#### Goal of the exercise:
Keep only the lines of the listing that include the word "title", and copy them.

#### Given records:

• • • • •

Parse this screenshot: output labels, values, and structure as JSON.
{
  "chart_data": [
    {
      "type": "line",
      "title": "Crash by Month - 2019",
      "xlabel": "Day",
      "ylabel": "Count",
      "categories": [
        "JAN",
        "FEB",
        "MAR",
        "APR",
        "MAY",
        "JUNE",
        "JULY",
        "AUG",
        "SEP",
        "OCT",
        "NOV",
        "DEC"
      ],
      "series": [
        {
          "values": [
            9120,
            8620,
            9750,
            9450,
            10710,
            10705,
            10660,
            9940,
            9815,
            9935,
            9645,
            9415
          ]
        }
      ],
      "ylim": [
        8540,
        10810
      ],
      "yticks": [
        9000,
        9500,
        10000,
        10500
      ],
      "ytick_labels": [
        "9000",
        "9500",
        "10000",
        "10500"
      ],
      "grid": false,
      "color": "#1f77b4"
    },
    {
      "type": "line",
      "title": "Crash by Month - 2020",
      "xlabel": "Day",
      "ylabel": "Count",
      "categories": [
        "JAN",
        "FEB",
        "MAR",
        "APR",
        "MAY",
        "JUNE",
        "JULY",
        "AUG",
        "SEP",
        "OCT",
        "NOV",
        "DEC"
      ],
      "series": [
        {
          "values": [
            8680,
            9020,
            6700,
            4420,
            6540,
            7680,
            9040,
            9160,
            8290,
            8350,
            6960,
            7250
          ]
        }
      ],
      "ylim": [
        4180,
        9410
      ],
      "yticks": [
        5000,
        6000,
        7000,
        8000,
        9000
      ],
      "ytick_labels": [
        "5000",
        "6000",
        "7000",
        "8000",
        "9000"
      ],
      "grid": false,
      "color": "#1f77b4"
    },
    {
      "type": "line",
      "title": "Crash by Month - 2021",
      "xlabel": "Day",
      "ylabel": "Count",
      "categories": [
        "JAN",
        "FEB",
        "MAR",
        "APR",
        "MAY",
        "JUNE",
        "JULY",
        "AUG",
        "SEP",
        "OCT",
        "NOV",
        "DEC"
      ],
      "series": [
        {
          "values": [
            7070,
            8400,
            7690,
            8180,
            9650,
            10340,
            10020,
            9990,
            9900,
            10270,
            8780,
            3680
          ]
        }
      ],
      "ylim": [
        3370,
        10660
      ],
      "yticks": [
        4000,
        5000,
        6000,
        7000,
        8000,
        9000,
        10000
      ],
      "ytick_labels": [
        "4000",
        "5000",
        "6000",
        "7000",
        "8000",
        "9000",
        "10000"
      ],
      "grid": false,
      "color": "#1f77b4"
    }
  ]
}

• • • • •

#### Solution below:
      "title": "Crash by Month - 2019",
      "title": "Crash by Month - 2020",
      "title": "Crash by Month - 2021",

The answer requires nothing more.